Tareas:
[a] Según el fragmento sobre la serie, ¿cómo se llama el sacerdote católico a cargo del orfanato donde estuvo Paul Spector?
[b] Continúa el fragmento sobre la serie a partir de su última oración.

··· Fragmento ···

Lo que me parece menos atractivo es que a través de múltiples detalles de la historia, que aquí no hay tiempo para ir analizando pormenorizadamente, el espectador se vea sometido a un constante e inadvertido bombardeo de valoraciones maniqueas en las que la mujer es buena y el hombre es malo, con contadas excepciones, y donde la cultura irlandesa católica es retrógrada y el origen de todos los males, y la inglesa es la salvífica portadora de la modernidad, también con contadas excepciones.

De hecho, según se ve, los polos nocivos se juntan. La tradición va asociada con una injustificada superioridad del hombre. La modernidad conlleva la liberación de la mujer, a la que nuestra sociedad tanto se resiste.

Sin juzgar la parte de verdad que pueda haber en estas afirmaciones y la voluntad más o menos justa de los guiones de llevar a cabo un acto de discriminación positiva, echamos de menos mecanismos narrativos que ayuden al consumidor de la mencionada ficción a tomar conciencia de lo que se está diciendo, y por qué y para qué se está diciendo. Porque, como hemos visto de la mano de Charlie Brooker en teleseries como Black Mirror (2011-), no hay contradicción entre el buen entretenimiento y la posibilidad de crítica consciente. Algo que en algún lugar he llamado pensamiento pop.

Pongo algunos ejemplos de esto que digo presentes en el guión.

Paul Spector es un sociópata irlandés cuya personalidad tiene mucho que ver con su estancia en el orfanato del padre Jensen, un sacerdote católico que está en la cárcel por haber abusado de muchos niños. Aparentemente es un padre de familia ejemplar, con dos hijos pequeños a los que mima y quiere, pero en el fondo es un depredador de mujeres emancipadas. Es también curioso que alguien como él pida perdón a los familiares de una de sus víctimas cuando se entera de que ella estaba embarazada y llevaba una vida en su interior.

Stella Gibson, sin embargo, es la buena de la película y constantemente choca con la cultura machista de Belfast. Es criticada por su jefe, Jim Burns, porque se acuesta con hombres casados una sola noche por mero placer, cuando él mismo se acostó con ella en el pasado estando casado. Es atacada por el mismo Jim Burns porque este, estando borracho, se abalanza sobre ella con intención de abusar de ella, y Stella se tiene que defender rompiéndole la nariz.

··· Material proporcionado ···

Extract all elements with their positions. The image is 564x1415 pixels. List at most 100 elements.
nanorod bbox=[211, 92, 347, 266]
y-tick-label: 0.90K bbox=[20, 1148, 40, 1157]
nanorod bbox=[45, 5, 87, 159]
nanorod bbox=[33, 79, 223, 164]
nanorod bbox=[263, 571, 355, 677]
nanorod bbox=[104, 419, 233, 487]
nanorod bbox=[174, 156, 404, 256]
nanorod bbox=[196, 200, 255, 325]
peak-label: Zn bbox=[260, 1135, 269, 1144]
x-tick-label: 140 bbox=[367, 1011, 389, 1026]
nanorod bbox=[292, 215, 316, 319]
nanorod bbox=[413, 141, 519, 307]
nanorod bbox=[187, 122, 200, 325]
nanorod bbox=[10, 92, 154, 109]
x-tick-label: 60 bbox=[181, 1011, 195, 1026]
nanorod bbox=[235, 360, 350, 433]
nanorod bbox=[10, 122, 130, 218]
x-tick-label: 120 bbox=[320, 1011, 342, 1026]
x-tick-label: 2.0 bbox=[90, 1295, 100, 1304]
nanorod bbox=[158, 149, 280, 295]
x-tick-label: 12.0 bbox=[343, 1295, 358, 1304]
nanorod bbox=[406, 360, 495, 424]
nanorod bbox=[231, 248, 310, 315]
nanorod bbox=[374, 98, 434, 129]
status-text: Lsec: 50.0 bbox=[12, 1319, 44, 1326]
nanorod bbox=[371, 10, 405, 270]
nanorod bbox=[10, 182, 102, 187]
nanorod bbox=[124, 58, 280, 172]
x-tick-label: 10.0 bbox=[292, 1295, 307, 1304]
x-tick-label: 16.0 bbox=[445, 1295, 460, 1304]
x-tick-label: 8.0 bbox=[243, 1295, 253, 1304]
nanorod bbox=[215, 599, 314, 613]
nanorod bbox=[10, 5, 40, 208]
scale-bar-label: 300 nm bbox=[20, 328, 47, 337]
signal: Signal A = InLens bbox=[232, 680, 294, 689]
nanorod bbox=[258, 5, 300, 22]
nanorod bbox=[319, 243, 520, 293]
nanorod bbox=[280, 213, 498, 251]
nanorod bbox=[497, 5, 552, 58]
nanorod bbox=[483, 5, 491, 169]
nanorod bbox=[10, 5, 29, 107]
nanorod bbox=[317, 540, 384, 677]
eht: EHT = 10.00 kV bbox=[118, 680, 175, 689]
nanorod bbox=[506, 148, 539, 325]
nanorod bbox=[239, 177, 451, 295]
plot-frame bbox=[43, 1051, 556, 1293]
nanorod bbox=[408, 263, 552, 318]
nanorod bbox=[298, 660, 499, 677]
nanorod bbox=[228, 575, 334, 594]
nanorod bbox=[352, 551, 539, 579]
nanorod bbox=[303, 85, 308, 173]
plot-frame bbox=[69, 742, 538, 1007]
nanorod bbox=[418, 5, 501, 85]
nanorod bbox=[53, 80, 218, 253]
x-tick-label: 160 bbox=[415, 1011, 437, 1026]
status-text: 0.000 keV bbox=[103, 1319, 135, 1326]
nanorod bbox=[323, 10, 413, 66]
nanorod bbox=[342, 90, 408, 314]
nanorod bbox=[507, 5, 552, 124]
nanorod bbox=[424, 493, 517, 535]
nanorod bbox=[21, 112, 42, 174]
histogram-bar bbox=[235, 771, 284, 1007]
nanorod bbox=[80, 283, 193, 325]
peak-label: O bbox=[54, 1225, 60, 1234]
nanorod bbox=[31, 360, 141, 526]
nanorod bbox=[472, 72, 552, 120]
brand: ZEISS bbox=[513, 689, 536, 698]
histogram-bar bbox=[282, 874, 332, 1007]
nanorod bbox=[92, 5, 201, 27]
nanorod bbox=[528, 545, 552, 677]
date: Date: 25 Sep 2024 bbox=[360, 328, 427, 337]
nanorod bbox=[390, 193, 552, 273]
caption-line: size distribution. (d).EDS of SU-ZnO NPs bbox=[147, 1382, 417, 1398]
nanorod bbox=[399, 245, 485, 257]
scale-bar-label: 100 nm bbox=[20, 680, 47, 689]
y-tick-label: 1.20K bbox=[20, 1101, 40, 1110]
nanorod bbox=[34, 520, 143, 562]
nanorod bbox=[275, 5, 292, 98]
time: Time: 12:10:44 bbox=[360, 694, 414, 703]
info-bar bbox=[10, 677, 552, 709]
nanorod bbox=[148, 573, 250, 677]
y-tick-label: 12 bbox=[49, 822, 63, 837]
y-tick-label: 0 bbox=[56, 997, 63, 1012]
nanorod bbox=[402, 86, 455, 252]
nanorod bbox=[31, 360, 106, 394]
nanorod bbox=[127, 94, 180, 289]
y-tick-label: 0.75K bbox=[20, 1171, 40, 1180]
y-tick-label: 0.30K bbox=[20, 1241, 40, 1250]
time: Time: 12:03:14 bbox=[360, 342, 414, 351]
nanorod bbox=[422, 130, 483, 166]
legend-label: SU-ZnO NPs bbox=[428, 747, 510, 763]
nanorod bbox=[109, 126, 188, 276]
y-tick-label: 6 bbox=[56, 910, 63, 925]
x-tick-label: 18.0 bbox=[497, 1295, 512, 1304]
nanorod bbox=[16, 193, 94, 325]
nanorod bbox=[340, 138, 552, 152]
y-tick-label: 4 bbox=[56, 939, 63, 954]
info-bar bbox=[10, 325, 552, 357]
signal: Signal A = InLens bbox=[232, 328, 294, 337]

···

Respuestas:
[a] El padre Jensen.

[b]
Es rechazada en su propuesta homosexual por la Dra. Smith justo cuando ya van a subir a la habitación de Stella, porque, según la misma Reed Smith reconoce, no puede hacerlo por haber sido educada en Croydon, no por nada más. Es linchada en los medios de comunicación irlandeses por hacer declaraciones a la prensa con un escote demasiado pronunciado en su camisa.

Es reiteradamente interrogada sin razón por el policía que investiga la muerte del Sargento Olsen, que pasó la noche con ella justo antes de llegar a su casa y ser asesinado, y ella le espeta: “Eso es lo que realmente te preocupa, ¿no? El lío de una noche. Hombre folla a mujer. Sujeto: Hombre. Verbo: folla. Objeto: mujer. Eso está bien. Mujer folla a hombre. Mujer: sujeto. Hombre: objeto. Eso no es tan aceptable para ti, ¿no es así?”.

Incluso, en la conversación que mantiene con Jim Burns en el lavabo mientras caritativamente le cura el sangrado de su nariz, ella llega a afirmar: “La forma humana básica es la mujer. La masculinidad es una especie de defecto de nacimiento”. O, en otro momento, le habla con admiración a su asistente en la investigación de la etnia matrilineal Mosuo, donde las mujeres sólo pasan una noche con los hombres cuando quieren quedarse embarazadas, para luego desentenderse de cualquier vínculo con ellos.

Como he dicho anteriormente, muy probablemente la intención del guion es la de defender a la mujer en una sociedad en la que todavía hay demasiadas estructuras que fomentan la desigualdad. Sin embargo, de retruque, se alimentan sinécdoques e imaginarios según los cuales la iglesia católica es la responsable de todos los males sociales, y los hombres, por el mero hecho de ser hombres, deben ser considerados sospechosos por aliados de una mentalidad falocéntrica, o como se prefiera llamarla, para demonizarla.

Haciendo visible lo invisible, haciendo explícito lo implícito, nos podemos ayudar a poner en su justo lugar el valor de la imágenes que nos entran en tromba diariamente por las pupilas.